Wolf argumenta que “as democracias liberais são as mais bem-sucedidas sociedades da história da humanidade, em termos de prosperidade, liberdade e do bem-estar da sua gente. Mas elas são frágeis”, podendo perder sua legitimidade se a população se sentir mal representada na política ou mal servida pelo capitalismo (e pelo Estado, digo eu). Nesses casos, frequentemente em ambos, aumenta o risco de descambar para regimes plutocráticos (nos quais o dinheiro concentrado em poucas mãos é quem manda) ou autocráticos (em que o poder fica concentrado pela via do populismo e a liberdade fica prejudicada).
A essência dos dois sistemas é a concorrência entre partidos e entre empresas “no contexto de regras e valores internalizados pela sociedade e incorporados às leis”. Esse mecanismo depende de uma delicada plantinha chamada confiança, difícil de construir, fácil de perder.
A condição fundamental para que a democracia liberal e o capitalismo de mercado sobrevivam é ter sucesso na promoção de melhorias continuadas na qualidade de vida das pessoas, compartilhadas pela maioria. Em particular, há que ter expectativa de mobilidade social para todos, na forma de oportunidades e de alguma proteção social, esta um pilar do Estado do bem-estar.
E nós, como andamos aqui no Brasil? Em abril de 2019, esta Folha me convidou para escrever uma coluna mensal. Desde então, tenho procurado me concentrar nos desafios que temos de superar para atrelar o nosso vagão ao trem do desenvolvimento. Como disse o ganhador do Prêmio Nobel professor Robert Lucas, da Universidade de Chicago, “quando se começa a pensar [no desenvolvimento das nações], fica difícil pensar em qualquer outra coisa”. É o meu caso.

**Sua tarefa**
Reescreva o texto sobre democracia liberal entre "A essência dos" e "fácil de perder.", inclusive, substituindo "confiança" por "credibilidade".

**Dados fornecidos**
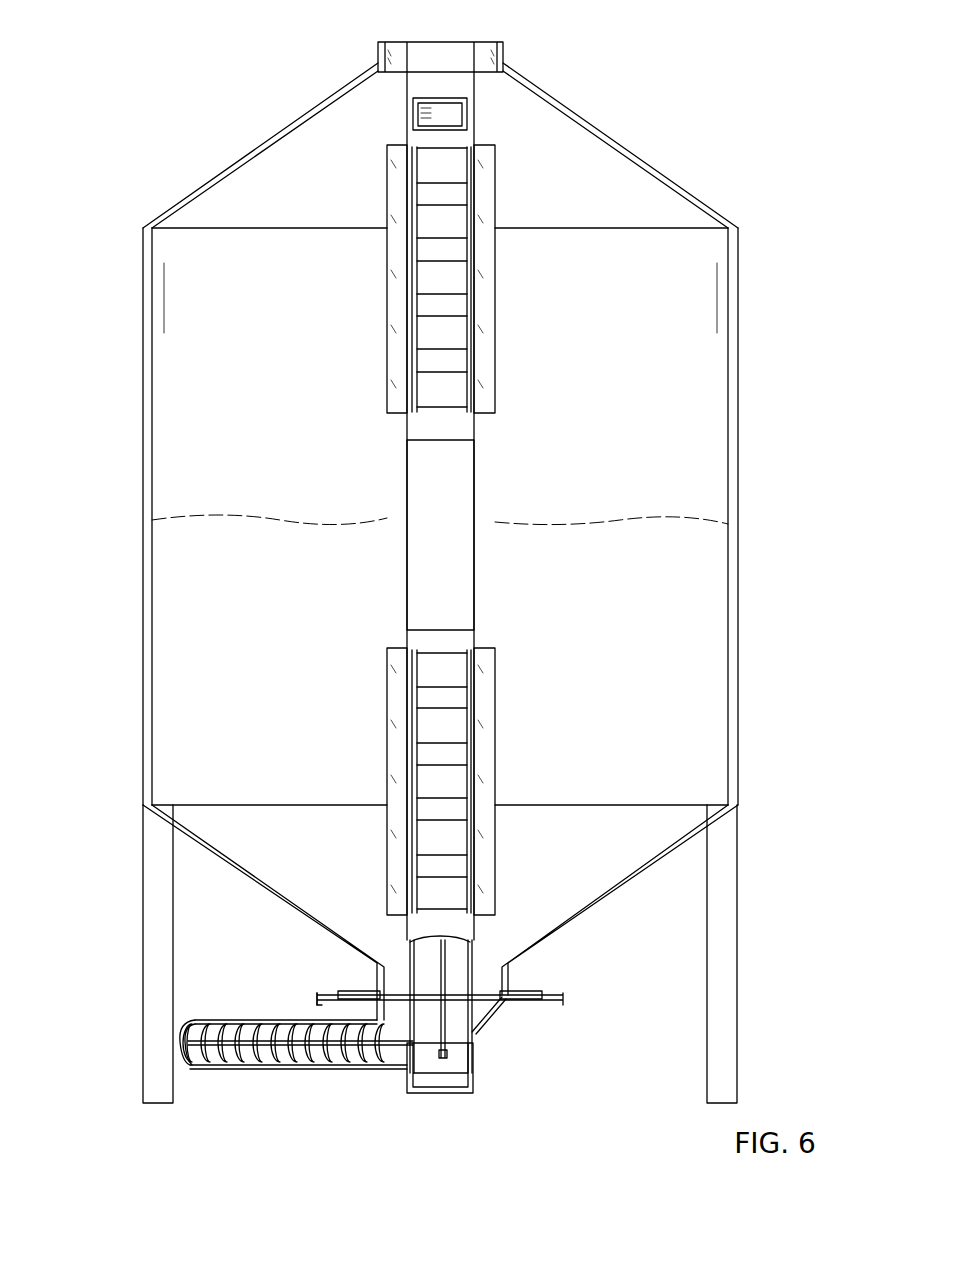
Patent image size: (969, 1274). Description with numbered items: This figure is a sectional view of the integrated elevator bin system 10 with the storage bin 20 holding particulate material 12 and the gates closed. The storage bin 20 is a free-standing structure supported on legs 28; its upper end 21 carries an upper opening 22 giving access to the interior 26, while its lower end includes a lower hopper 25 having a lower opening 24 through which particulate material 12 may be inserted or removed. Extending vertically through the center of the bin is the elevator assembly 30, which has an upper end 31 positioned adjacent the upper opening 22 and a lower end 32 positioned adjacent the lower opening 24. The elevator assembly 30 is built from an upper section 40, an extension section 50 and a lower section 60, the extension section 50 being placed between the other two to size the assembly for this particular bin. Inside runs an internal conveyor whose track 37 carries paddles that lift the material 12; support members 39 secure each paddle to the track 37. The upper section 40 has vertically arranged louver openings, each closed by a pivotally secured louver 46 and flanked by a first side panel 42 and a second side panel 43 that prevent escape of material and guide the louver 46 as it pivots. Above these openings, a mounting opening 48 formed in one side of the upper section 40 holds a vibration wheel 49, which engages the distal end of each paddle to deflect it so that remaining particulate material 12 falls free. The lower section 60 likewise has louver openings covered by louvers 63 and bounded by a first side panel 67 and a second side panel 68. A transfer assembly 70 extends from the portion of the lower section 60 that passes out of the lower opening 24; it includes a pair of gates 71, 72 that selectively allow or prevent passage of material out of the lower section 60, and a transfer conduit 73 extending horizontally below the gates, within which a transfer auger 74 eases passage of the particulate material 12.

**Solução detalhada**
A essência dos dois sistemas é a concorrência entre partidos e entre empresas “no contexto de regras e valores internalizados pela sociedade e incorporados às leis”. Esse mecanismo depende de uma delicada plantinha chamada credibilidade, difícil de construir, fácil de perder.